═══ LISTING
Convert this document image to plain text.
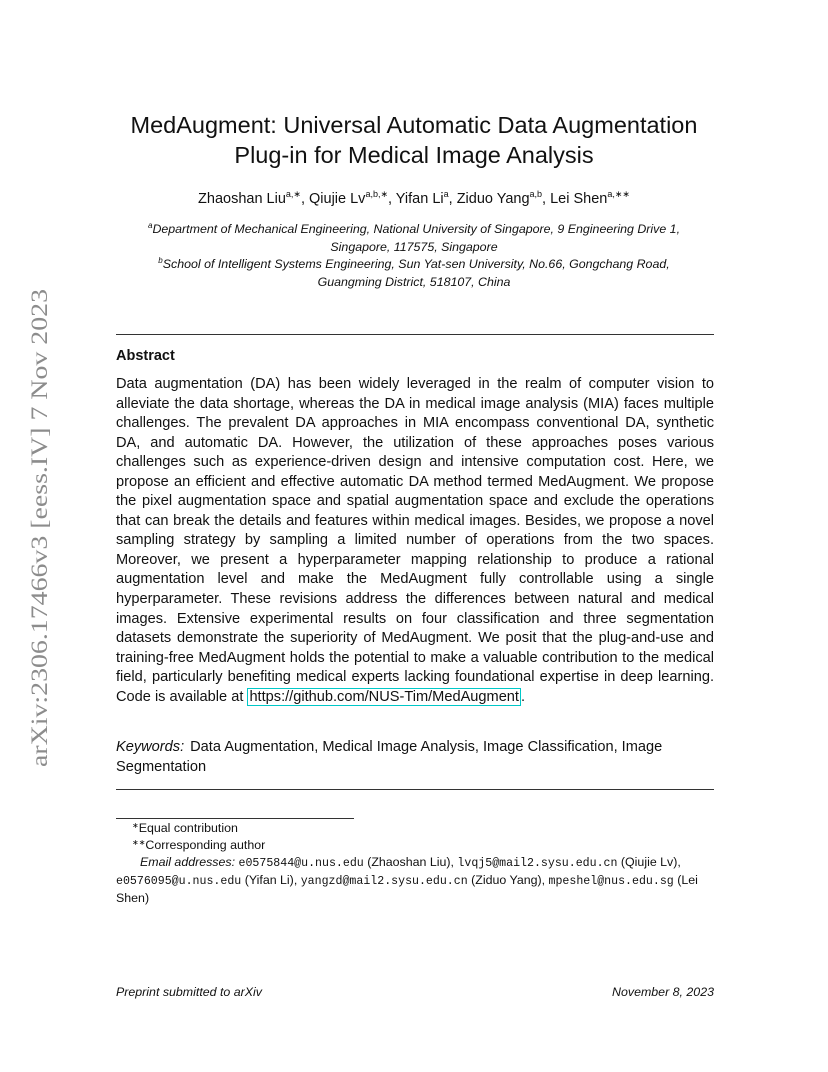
arXiv:2306.17466v3 [eess.IV] 7 Nov 2023
MedAugment: Universal Automatic Data Augmentation
Plug-in for Medical Image Analysis
Zhaoshan Liu$^{a,∗}$, Qiujie $Lv^{a,b,∗}$, Yifan Li$^a$, Ziduo Yang$^{a,b}$, Lei Shen$^{a,∗∗}$
$^a$Department of Mechanical Engineering, National University of Singapore, 9 Engineering Drive 1,
Singapore, 117575, Singapore
$^b$School of Intelligent Systems Engineering, Sun Yat-sen University, No.66, Gongchang Road,
Guangming District, 518107, China
Abstract
Data augmentation (DA) has been widely leveraged in the realm of computer vision to alleviate the data shortage, whereas the DA in medical image analysis (MIA) faces multiple challenges. The prevalent DA approaches in MIA encompass conventional DA, synthetic DA, and automatic DA. However, the utilization of these approaches poses various challenges such as experience-driven design and intensive computation cost. Here, we propose an efficient and effective automatic DA method termed MedAugment. We propose the pixel augmentation space and spatial augmentation space and exclude the operations that can break the details and features within medical images. Besides, we propose a novel sampling strategy by sampling a limited number of operations from the two spaces. Moreover, we present a hyperparameter mapping relationship to produce a rational augmentation level and make the MedAugment fully controllable using a single hyperparameter. These revisions address the differences between natural and medical images. Extensive experimental results on four classification and three segmentation datasets demonstrate the superiority of MedAugment. We posit that the plug-and-use and training-free MedAugment holds the potential to make a valuable contribution to the medical field, particularly benefiting medical experts lacking foundational expertise in deep learning. Code is available at https://github.com/NUS-Tim/MedAugment .
Keywords: Data Augmentation, Medical Image Analysis, Image Classification, Image Segmentation
∗Equal contribution
∗∗Corresponding author
Email addresses: e0575844@u.nus.edu (Zhaoshan Liu), lvqj5@mail2.sysu.edu.cn (Qiujie Lv), e0576095@u.nus.edu (Yifan Li), yangzd@mail2.sysu.edu.cn (Ziduo Yang), mpeshel@nus.edu.sg (Lei Shen)
Preprint submitted to arXiv	November 8, 2023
══════
REQUIREMENTS →
Using the records above, gather all lines where the string "Zhaoshan" is present.

RESPONSE FOR THIS EXERCISE →
Zhaoshan Liu$^{a,∗}$, Qiujie $Lv^{a,b,∗}$, Yifan Li$^a$, Ziduo Yang$^{a,b}$, Lei Shen$^{a,∗∗}$
Email addresses: e0575844@u.nus.edu (Zhaoshan Liu), lvqj5@mail2.sysu.edu.cn (Qiujie Lv), e0576095@u.nus.edu (Yifan Li), yangzd@mail2.sysu.edu.cn (Ziduo Yang), mpeshel@nus.edu.sg (Lei Shen)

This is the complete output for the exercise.